__WHAT IS BEING ASKED__: Search the material and gather each line with "Pertanggung" in it.

__THE RECORDS__:
──────────────────────────────

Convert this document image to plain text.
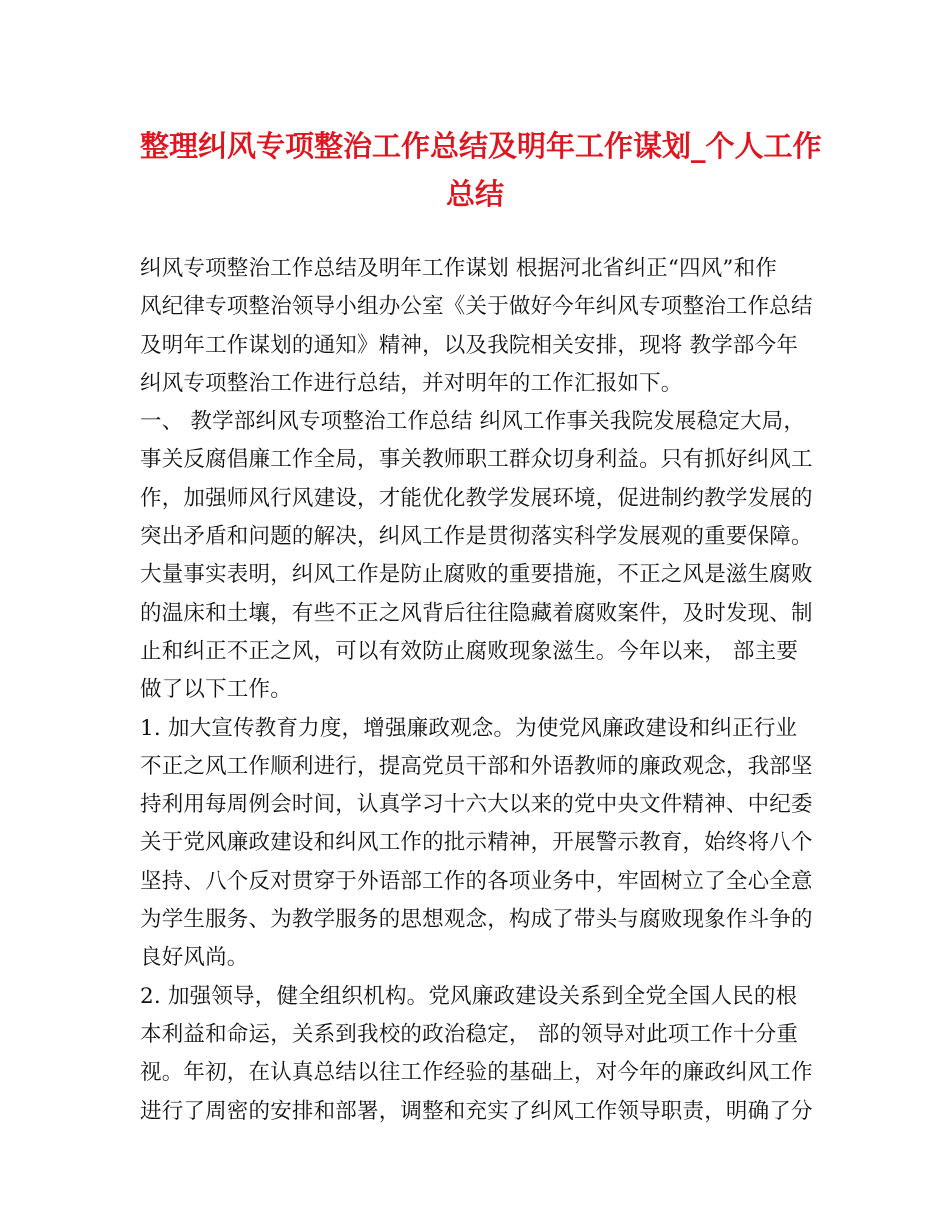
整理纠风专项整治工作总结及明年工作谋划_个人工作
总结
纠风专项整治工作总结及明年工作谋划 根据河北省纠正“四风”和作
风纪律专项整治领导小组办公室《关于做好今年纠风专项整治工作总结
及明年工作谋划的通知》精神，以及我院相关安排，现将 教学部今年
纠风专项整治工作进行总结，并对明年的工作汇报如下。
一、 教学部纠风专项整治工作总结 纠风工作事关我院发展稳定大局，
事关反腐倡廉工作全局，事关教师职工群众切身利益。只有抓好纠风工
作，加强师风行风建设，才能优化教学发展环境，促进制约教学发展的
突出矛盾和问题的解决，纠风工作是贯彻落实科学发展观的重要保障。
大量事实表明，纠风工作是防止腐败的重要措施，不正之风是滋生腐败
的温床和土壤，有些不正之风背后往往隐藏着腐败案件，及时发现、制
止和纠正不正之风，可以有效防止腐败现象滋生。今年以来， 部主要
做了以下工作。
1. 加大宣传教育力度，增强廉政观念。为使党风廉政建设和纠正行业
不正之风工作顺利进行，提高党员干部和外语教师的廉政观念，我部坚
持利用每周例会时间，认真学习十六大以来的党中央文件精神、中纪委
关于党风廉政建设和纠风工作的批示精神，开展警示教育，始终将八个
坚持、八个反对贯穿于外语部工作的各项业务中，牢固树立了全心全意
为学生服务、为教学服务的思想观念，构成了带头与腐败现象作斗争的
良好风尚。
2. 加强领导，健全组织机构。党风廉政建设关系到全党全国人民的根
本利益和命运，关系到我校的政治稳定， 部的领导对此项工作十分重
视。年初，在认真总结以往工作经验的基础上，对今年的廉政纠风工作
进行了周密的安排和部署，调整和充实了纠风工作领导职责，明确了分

──────────────────────────────

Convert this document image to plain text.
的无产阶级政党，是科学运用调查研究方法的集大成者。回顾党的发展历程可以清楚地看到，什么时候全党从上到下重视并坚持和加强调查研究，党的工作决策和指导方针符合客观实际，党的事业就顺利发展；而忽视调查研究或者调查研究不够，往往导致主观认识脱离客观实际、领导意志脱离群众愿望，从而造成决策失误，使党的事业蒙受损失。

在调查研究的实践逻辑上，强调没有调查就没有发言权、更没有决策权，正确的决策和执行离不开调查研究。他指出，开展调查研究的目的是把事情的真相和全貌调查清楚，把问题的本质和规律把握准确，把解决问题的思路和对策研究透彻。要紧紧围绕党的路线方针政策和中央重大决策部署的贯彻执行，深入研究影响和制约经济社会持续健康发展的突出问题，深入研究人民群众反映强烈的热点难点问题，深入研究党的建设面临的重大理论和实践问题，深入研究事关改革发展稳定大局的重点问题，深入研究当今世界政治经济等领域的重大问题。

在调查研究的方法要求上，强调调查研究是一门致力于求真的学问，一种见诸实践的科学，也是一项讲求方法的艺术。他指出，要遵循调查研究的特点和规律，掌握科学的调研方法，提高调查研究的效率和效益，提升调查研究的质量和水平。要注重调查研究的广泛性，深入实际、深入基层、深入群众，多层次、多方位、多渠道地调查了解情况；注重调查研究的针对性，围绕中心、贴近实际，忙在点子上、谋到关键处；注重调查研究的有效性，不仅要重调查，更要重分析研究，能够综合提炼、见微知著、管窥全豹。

──────────────────────────────

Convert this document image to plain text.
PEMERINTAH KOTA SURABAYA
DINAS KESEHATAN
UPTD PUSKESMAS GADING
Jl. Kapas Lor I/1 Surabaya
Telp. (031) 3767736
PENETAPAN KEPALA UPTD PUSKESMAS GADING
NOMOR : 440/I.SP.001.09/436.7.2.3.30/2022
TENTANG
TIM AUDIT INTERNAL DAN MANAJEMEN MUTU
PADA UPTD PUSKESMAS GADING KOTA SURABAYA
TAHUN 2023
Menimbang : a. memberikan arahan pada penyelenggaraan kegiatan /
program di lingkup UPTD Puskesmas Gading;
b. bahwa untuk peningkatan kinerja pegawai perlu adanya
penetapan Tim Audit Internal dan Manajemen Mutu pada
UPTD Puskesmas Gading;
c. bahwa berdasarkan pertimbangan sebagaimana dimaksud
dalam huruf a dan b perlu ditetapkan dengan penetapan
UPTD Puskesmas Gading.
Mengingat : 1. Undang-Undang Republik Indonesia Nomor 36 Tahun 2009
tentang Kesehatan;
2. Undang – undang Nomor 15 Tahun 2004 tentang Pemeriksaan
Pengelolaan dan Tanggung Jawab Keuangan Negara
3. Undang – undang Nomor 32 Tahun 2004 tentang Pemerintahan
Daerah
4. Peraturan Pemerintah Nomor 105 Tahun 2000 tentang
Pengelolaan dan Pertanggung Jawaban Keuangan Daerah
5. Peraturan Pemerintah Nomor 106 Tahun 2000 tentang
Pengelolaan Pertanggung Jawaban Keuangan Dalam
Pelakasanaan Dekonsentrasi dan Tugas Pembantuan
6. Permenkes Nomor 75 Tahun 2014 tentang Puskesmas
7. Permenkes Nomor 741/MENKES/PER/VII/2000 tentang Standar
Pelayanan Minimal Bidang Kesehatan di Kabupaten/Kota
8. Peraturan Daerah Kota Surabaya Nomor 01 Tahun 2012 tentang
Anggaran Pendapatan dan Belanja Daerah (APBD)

──────────────────────────────

__EXERCISE RESULT__:
Pengelolaan dan Pertanggung Jawaban Keuangan Daerah
Pengelolaan Pertanggung Jawaban Keuangan Dalam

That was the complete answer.